▸ **REQUIREMENT**
Search term "title": copy each line of the data containing it.

▸ **DATASET**

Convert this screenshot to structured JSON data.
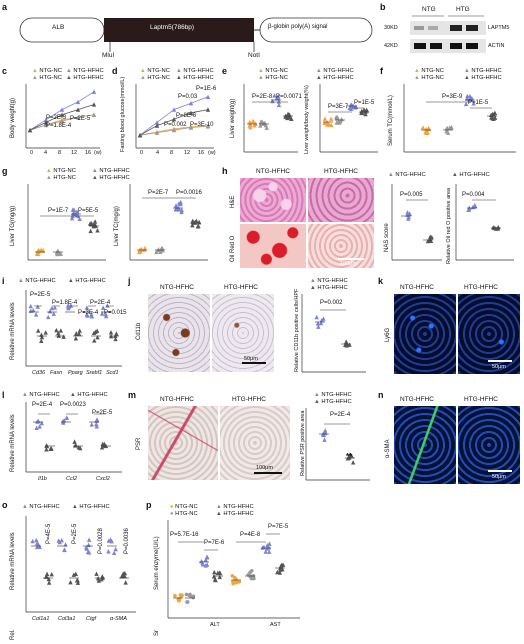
{
  "panels": {
    "a": "a",
    "b": "b",
    "c": "c",
    "d": "d",
    "e": "e",
    "f": "f",
    "g": "g",
    "h": "h",
    "i": "i",
    "j": "j",
    "k": "k",
    "l": "l",
    "m": "m",
    "n": "n",
    "o": "o",
    "p": "p"
  },
  "construct": {
    "alb": "ALB",
    "laptm5": "Laptm5(786bp)",
    "polyA": "β-globin poly(A) signal",
    "mlul": "MluI",
    "notl": "NotI"
  },
  "blot": {
    "ntg": "NTG",
    "htg": "HTG",
    "kd30": "30KD",
    "kd42": "42KD",
    "laptm5": "LAPTM5",
    "actin": "ACTIN"
  },
  "legend4": {
    "ntg_nc": "NTG-NC",
    "htg_nc": "HTG-NC",
    "ntg_hfhc": "NTG-HFHC",
    "htg_hfhc": "HTG-HFHC"
  },
  "legend2": {
    "ntg_hfhc": "NTG-HFHC",
    "htg_hfhc": "HTG-HFHC"
  },
  "colors": {
    "ntg_nc": "#f4a23a",
    "htg_nc": "#9a9a9a",
    "ntg_hfhc": "#7b83d6",
    "htg_hfhc": "#555555"
  },
  "c": {
    "ylabel": "Body weight(g)",
    "xticks": [
      "0",
      "4",
      "8",
      "12",
      "16"
    ],
    "xunit": "(w)",
    "p1": "P=2E-3",
    "p2": "P=1.8E-4",
    "p3": "P=2E-5",
    "chart_data": {
      "type": "line",
      "x": [
        0,
        4,
        8,
        12,
        16
      ],
      "series": [
        {
          "name": "NTG-NC",
          "values": [
            22,
            24,
            26,
            27,
            28
          ]
        },
        {
          "name": "HTG-NC",
          "values": [
            22,
            24,
            25.5,
            27,
            28
          ]
        },
        {
          "name": "NTG-HFHC",
          "values": [
            22,
            26,
            30,
            33,
            37
          ]
        },
        {
          "name": "HTG-HFHC",
          "values": [
            22,
            25,
            28,
            30,
            32
          ]
        }
      ]
    }
  },
  "d": {
    "ylabel": "Fasting blood glucose(mmol/L)",
    "xticks": [
      "0",
      "4",
      "8",
      "12",
      "16"
    ],
    "xunit": "(w)",
    "p1": "P=0.03",
    "p2": "P=1E-6",
    "p3": "P=0.002",
    "p4": "P=8E-6",
    "p5": "P=3E-10",
    "chart_data": {
      "type": "line",
      "x": [
        0,
        4,
        8,
        12,
        16
      ],
      "series": [
        {
          "name": "NTG-NC",
          "values": [
            5,
            5.5,
            6,
            6.3,
            6.5
          ]
        },
        {
          "name": "HTG-NC",
          "values": [
            5,
            5.4,
            5.8,
            6.2,
            6.4
          ]
        },
        {
          "name": "NTG-HFHC",
          "values": [
            5,
            7,
            9,
            10,
            11
          ]
        },
        {
          "name": "HTG-HFHC",
          "values": [
            5,
            6.5,
            7.5,
            8.5,
            9
          ]
        }
      ]
    }
  },
  "e": {
    "ylabel1": "Liver weight(g)",
    "ylabel2": "Liver weight/body weight(%)",
    "p1": "P=2E-8",
    "p2": "P=0.0071",
    "p3": "P=3E-7",
    "p4": "P=1E-5"
  },
  "f": {
    "ylabel": "Serum TC(mmol/L)",
    "p1": "P=3E-9",
    "p2": "P=1E-5"
  },
  "g": {
    "ylabel1": "Liver TG(mg/g)",
    "ylabel2": "Liver TC(mg/g)",
    "p1": "P=1E-7",
    "p2": "P=5E-5",
    "p3": "P=2E-7",
    "p4": "P=0.0016"
  },
  "h": {
    "col1": "NTG-HFHC",
    "col2": "HTG-HFHC",
    "row1": "H&E",
    "row2": "Oil Red O",
    "scale": "100μm",
    "ylabel1": "NAS score",
    "ylabel2": "Relative Oil red O positive area",
    "p1": "P=0.005",
    "p2": "P=0.004"
  },
  "i": {
    "ylabel": "Relative mRNA levels",
    "genes": [
      "Cd36",
      "Fasn",
      "Pparg",
      "Srebf1",
      "Scd1"
    ],
    "pvals": [
      "P=2E-5",
      "P=1.8E-4",
      "P=3E-4",
      "P=2E-4",
      "P=0.015"
    ]
  },
  "j": {
    "col1": "NTG-HFHC",
    "col2": "HTG-HFHC",
    "row": "Cd11b",
    "scale": "50μm",
    "ylabel": "Relative CD11b positive cells/HPF",
    "p": "P=0.002"
  },
  "k": {
    "col1": "NTG-HFHC",
    "col2": "HTG-HFHC",
    "row": "Ly6G",
    "scale": "50μm"
  },
  "l": {
    "ylabel": "Relative mRNA levels",
    "genes": [
      "Il1b",
      "Ccl2",
      "Cxcl2"
    ],
    "pvals": [
      "P=2E-4",
      "P=0.0023",
      "P=2E-5"
    ]
  },
  "m": {
    "col1": "NTG-HFHC",
    "col2": "HTG-HFHC",
    "row": "PSR",
    "scale": "100μm",
    "ylabel": "Relative PSR positive area",
    "p": "P=2E-4",
    "stars": "**"
  },
  "n": {
    "col1": "NTG-HFHC",
    "col2": "HTG-HFHC",
    "row": "α-SMA",
    "scale": "50μm"
  },
  "o": {
    "ylabel": "Relative mRNA levels",
    "ylabel_short": "Rel.",
    "genes": [
      "Col1a1",
      "Col3a1",
      "Ctgf",
      "α-SMA"
    ],
    "pvals": [
      "P=4E-5",
      "P=2E-5",
      "P=0.0028",
      "P=0.0036"
    ]
  },
  "p": {
    "ylabel": "Serum enzyme(U/L)",
    "groups": [
      "ALT",
      "AST"
    ],
    "sr": "Sr",
    "p1": "P=5.7E-16",
    "p2": "P=7E-6",
    "p3": "P=4E-8",
    "p4": "P=7E-5"
  }
}
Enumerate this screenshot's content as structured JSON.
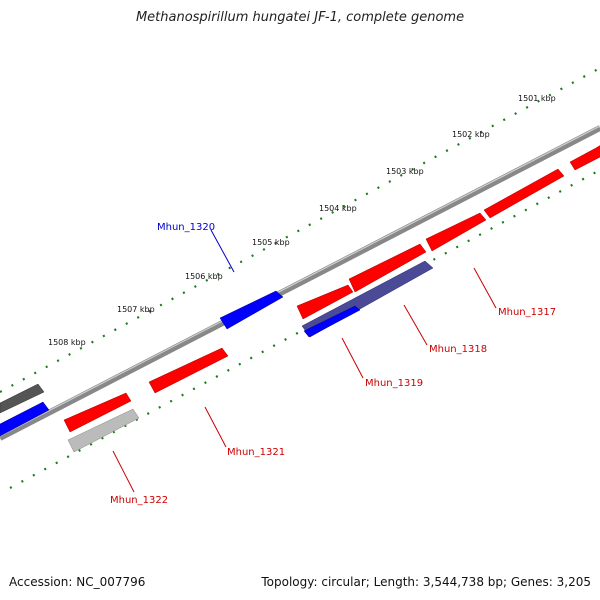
{
  "title": "Methanospirillum hungatei JF-1, complete genome",
  "footer": {
    "accession": "Accession: NC_007796",
    "summary": "Topology: circular; Length: 3,544,738 bp; Genes: 3,205"
  },
  "scale_labels": [
    "1501 kbp",
    "1502 kbp",
    "1503 kbp",
    "1504 kbp",
    "1505 kbp",
    "1506 kbp",
    "1507 kbp",
    "1508 kbp"
  ],
  "colors": {
    "forward": "#ff0000",
    "reverse": "#0000ff",
    "forward_label": "#cc0000",
    "reverse_label": "#0000cc",
    "highlight_dark": "#4a4a96",
    "gray": "#555555",
    "light_gray": "#bbbbbb",
    "tick": "#1f7a1f",
    "backbone": "#888888"
  },
  "genes": [
    {
      "id": "Mhun_1317",
      "label": "Mhun_1317",
      "strand": "forward"
    },
    {
      "id": "Mhun_1318",
      "label": "Mhun_1318",
      "strand": "forward"
    },
    {
      "id": "Mhun_1319",
      "label": "Mhun_1319",
      "strand": "forward"
    },
    {
      "id": "Mhun_1320",
      "label": "Mhun_1320",
      "strand": "reverse"
    },
    {
      "id": "Mhun_1321",
      "label": "Mhun_1321",
      "strand": "forward"
    },
    {
      "id": "Mhun_1322",
      "label": "Mhun_1322",
      "strand": "forward"
    }
  ]
}
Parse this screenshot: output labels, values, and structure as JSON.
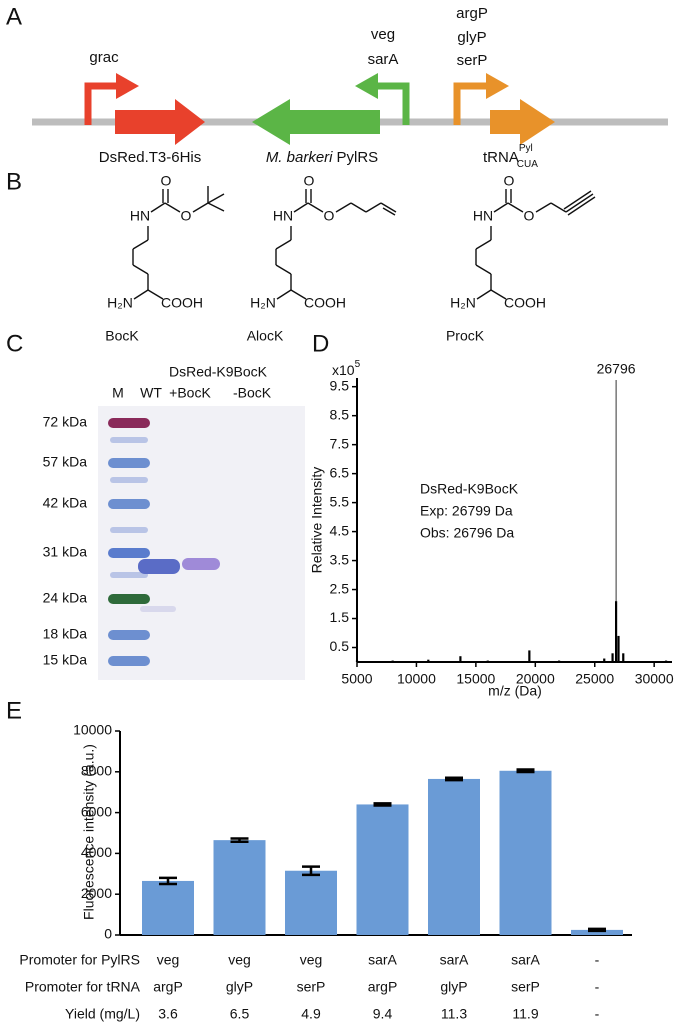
{
  "panel_labels": [
    "A",
    "B",
    "C",
    "D",
    "E"
  ],
  "panel_a": {
    "promoters": [
      {
        "labels": [
          "grac"
        ]
      },
      {
        "labels": [
          "veg",
          "sarA"
        ]
      },
      {
        "labels": [
          "argP",
          "glyP",
          "serP"
        ]
      }
    ],
    "genes": {
      "dsred": "DsRed.T3-6His",
      "pylrs": {
        "species": "M. barkeri",
        "name": "PylRS"
      },
      "trna": {
        "text": "tRNA",
        "sup": "Pyl",
        "sub": "CUA"
      }
    }
  },
  "panel_b": {
    "molecules": [
      {
        "name": "BocK",
        "atoms": [
          "HN",
          "O",
          "O",
          "H₂N",
          "COOH"
        ]
      },
      {
        "name": "AlocK",
        "atoms": [
          "HN",
          "O",
          "O",
          "H₂N",
          "COOH"
        ]
      },
      {
        "name": "ProcK",
        "atoms": [
          "HN",
          "O",
          "O",
          "H₂N",
          "COOH"
        ]
      }
    ]
  },
  "panel_c": {
    "title": "DsRed-K9BocK",
    "lanes": [
      "M",
      "WT",
      "+BocK",
      "-BocK"
    ],
    "markers": [
      "72 kDa",
      "57 kDa",
      "42 kDa",
      "31 kDa",
      "24 kDa",
      "18 kDa",
      "15 kDa"
    ]
  },
  "chart_data": [
    {
      "type": "spectrum",
      "y_multiplier": "x10",
      "y_multiplier_exponent": "5",
      "x": [
        5000,
        8000,
        11000,
        13700,
        16000,
        19500,
        22000,
        25800,
        26500,
        26796,
        27000,
        27400,
        31000
      ],
      "values": [
        0.05,
        0.05,
        0.08,
        0.2,
        0.05,
        0.4,
        0.05,
        0.12,
        0.3,
        2.1,
        0.9,
        0.3,
        0.05
      ],
      "color": "#000000",
      "xlim": [
        5000,
        31500
      ],
      "ylim": [
        0,
        9.8
      ],
      "xticks": [
        5000,
        10000,
        15000,
        20000,
        25000,
        30000
      ],
      "yticks": [
        0.5,
        1.5,
        2.5,
        3.5,
        4.5,
        5.5,
        6.5,
        7.5,
        8.5,
        9.5
      ],
      "xlabel": "m/z (Da)",
      "ylabel": "Relative Intensity",
      "annotations": [
        "DsRed-K9BocK",
        "Exp: 26799 Da",
        "Obs: 26796 Da"
      ]
    },
    {
      "type": "bar",
      "values": [
        2650,
        4650,
        3150,
        6400,
        7650,
        8050,
        250
      ],
      "errors": [
        150,
        80,
        200,
        50,
        60,
        60,
        50
      ],
      "color": "#6a9bd6",
      "ylim": [
        0,
        10000
      ],
      "yticks": [
        0,
        2000,
        4000,
        6000,
        8000,
        10000
      ],
      "ylabel": "Fluorescence intensity (a.u.)",
      "table": {
        "rows": [
          {
            "label": "Promoter for PylRS",
            "cells": [
              "veg",
              "veg",
              "veg",
              "sarA",
              "sarA",
              "sarA",
              "-"
            ]
          },
          {
            "label": "Promoter for tRNA",
            "cells": [
              "argP",
              "glyP",
              "serP",
              "argP",
              "glyP",
              "serP",
              "-"
            ]
          },
          {
            "label": "Yield (mg/L)",
            "cells": [
              3.6,
              6.5,
              4.9,
              9.4,
              11.3,
              11.9,
              "-"
            ]
          }
        ]
      }
    }
  ]
}
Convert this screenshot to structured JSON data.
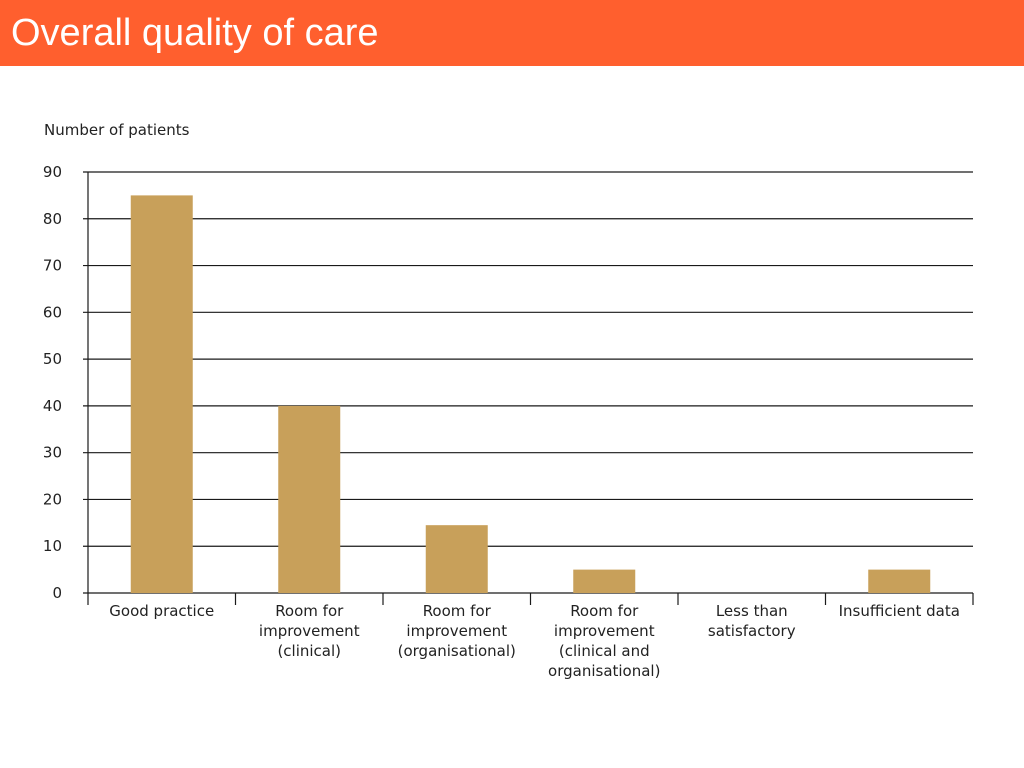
{
  "slide": {
    "title": "Overall quality of care",
    "header_color": "#ff5f2e"
  },
  "chart_data": {
    "type": "bar",
    "title": "",
    "ylabel": "Number of patients",
    "xlabel": "",
    "ylim": [
      0,
      90
    ],
    "yticks": [
      0,
      10,
      20,
      30,
      40,
      50,
      60,
      70,
      80,
      90
    ],
    "grid": true,
    "bar_color": "#c8a05a",
    "categories": [
      [
        "Good practice"
      ],
      [
        "Room for",
        "improvement",
        "(clinical)"
      ],
      [
        "Room for",
        "improvement",
        "(organisational)"
      ],
      [
        "Room for",
        "improvement",
        "(clinical and",
        "organisational)"
      ],
      [
        "Less than",
        "satisfactory"
      ],
      [
        "Insufficient data"
      ]
    ],
    "values": [
      85,
      40,
      14.5,
      5,
      0,
      5
    ]
  }
}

▸ **EXERCISE RESULT**
  "title": "Methanospirillum hungatei JF-1, complete genome",
    "title": "DsRed-K9BocK",
    "title": "Overall quality of care",
    "title": "",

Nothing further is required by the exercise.